>> start EXCERPTED RECORDS

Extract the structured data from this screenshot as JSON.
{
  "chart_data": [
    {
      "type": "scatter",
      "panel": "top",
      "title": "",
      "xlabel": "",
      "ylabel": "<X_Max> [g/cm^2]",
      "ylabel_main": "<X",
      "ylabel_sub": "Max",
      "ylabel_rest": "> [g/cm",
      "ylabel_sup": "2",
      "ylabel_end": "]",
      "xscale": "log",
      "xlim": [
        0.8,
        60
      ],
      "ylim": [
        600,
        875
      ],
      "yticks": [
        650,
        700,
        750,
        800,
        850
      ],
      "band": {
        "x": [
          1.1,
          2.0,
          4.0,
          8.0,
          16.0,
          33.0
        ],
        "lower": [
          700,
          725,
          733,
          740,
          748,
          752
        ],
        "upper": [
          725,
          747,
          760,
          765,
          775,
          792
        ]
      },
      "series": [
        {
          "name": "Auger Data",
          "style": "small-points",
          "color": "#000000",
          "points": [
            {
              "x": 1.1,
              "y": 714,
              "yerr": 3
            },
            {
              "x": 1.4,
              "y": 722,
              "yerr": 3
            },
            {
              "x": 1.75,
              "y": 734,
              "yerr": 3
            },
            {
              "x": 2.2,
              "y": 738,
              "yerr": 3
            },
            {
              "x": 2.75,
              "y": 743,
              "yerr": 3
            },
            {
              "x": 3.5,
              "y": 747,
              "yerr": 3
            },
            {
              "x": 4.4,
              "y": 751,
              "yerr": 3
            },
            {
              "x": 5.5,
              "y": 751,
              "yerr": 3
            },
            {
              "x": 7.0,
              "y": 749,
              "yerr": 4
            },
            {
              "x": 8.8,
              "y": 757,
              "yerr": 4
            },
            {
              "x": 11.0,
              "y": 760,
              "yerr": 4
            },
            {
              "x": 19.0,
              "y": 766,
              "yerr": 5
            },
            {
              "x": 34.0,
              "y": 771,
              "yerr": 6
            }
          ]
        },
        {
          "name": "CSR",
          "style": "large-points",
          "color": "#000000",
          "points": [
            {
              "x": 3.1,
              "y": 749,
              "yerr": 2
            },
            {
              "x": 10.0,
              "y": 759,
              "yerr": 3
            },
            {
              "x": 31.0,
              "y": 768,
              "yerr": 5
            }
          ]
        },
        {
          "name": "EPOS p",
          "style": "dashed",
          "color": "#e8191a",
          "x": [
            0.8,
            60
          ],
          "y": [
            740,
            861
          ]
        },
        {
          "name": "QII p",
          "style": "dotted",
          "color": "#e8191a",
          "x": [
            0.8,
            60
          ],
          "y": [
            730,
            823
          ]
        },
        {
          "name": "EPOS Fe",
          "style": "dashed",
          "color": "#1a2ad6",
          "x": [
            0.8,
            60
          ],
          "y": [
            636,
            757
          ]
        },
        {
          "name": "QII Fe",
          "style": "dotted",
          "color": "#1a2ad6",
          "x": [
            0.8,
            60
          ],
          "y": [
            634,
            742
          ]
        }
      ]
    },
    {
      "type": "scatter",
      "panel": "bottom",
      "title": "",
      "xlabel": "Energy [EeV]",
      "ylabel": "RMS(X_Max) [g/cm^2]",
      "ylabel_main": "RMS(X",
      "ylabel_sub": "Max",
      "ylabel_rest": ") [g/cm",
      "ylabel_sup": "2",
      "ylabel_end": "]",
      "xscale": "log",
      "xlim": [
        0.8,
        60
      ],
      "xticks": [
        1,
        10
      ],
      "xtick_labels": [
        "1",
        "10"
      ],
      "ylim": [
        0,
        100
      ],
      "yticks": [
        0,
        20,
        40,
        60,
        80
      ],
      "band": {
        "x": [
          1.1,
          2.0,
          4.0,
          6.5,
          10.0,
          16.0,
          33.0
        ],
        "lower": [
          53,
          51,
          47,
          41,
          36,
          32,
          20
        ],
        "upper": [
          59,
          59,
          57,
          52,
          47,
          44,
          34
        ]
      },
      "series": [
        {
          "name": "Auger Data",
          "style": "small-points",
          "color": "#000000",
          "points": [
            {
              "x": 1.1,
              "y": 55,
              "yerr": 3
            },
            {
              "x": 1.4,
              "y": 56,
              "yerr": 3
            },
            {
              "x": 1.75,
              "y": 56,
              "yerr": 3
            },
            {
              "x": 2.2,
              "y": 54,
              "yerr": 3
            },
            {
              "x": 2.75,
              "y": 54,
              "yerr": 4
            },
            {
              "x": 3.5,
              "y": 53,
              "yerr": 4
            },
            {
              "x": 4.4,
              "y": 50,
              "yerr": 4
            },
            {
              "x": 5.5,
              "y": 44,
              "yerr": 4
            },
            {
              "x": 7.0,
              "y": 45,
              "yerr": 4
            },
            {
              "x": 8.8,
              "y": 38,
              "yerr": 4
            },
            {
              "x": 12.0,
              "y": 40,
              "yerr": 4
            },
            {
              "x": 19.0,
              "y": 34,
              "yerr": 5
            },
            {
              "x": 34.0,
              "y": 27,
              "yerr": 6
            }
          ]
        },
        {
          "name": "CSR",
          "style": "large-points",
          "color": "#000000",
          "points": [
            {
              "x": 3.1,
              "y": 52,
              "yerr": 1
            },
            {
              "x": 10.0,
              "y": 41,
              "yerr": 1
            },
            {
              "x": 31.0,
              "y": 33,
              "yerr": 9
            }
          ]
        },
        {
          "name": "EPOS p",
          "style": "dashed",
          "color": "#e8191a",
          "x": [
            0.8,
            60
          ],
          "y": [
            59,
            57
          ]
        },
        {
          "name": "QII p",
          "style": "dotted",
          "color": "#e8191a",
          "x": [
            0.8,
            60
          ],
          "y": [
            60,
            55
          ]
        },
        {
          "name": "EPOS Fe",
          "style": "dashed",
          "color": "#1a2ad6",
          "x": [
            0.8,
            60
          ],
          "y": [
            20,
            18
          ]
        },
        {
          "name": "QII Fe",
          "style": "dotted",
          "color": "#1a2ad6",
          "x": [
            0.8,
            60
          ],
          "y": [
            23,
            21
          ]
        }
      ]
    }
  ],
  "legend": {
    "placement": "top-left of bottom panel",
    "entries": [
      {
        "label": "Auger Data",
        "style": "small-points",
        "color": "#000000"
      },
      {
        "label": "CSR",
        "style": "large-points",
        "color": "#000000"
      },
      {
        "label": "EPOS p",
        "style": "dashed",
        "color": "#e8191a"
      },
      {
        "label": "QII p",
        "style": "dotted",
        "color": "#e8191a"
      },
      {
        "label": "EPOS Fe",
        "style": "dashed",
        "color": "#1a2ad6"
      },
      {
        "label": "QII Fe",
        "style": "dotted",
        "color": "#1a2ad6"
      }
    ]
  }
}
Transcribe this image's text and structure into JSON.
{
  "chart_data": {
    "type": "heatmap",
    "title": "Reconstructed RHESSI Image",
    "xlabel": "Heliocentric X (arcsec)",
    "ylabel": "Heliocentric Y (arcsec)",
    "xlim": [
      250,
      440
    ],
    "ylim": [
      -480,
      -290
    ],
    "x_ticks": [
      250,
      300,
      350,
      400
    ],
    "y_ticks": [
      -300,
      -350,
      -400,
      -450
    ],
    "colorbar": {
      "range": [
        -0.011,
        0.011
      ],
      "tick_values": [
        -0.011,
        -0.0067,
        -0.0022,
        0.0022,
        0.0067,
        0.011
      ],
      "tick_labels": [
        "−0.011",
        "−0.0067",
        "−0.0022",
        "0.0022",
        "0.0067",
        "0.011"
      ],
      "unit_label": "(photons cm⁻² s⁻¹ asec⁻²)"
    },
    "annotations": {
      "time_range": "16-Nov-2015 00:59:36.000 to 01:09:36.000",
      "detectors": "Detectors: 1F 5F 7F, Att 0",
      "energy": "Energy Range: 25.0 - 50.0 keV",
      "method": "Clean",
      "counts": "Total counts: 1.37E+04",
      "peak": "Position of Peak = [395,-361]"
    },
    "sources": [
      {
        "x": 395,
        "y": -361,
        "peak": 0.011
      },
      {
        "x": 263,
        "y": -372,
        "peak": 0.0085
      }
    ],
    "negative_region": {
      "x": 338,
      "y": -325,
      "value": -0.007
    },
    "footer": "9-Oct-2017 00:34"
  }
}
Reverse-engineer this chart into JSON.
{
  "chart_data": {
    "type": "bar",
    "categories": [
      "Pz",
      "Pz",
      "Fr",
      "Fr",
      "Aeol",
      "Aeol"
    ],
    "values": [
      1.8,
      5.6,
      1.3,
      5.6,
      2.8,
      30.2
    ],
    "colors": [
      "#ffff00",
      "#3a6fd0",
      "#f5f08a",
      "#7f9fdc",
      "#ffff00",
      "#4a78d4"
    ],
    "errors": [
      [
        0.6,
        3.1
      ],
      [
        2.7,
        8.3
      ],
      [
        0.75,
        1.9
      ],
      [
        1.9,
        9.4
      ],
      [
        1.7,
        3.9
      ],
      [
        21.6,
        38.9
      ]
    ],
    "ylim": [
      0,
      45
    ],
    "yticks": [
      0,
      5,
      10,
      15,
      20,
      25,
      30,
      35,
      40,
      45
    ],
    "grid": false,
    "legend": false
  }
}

>> end EXCERPTED RECORDS

TASK DIRECTIONS
Identify each line of the material where the word "arcsec" shows up, and copy it.

FINAL RESULT
    "xlabel": "Heliocentric X (arcsec)",
    "ylabel": "Heliocentric Y (arcsec)",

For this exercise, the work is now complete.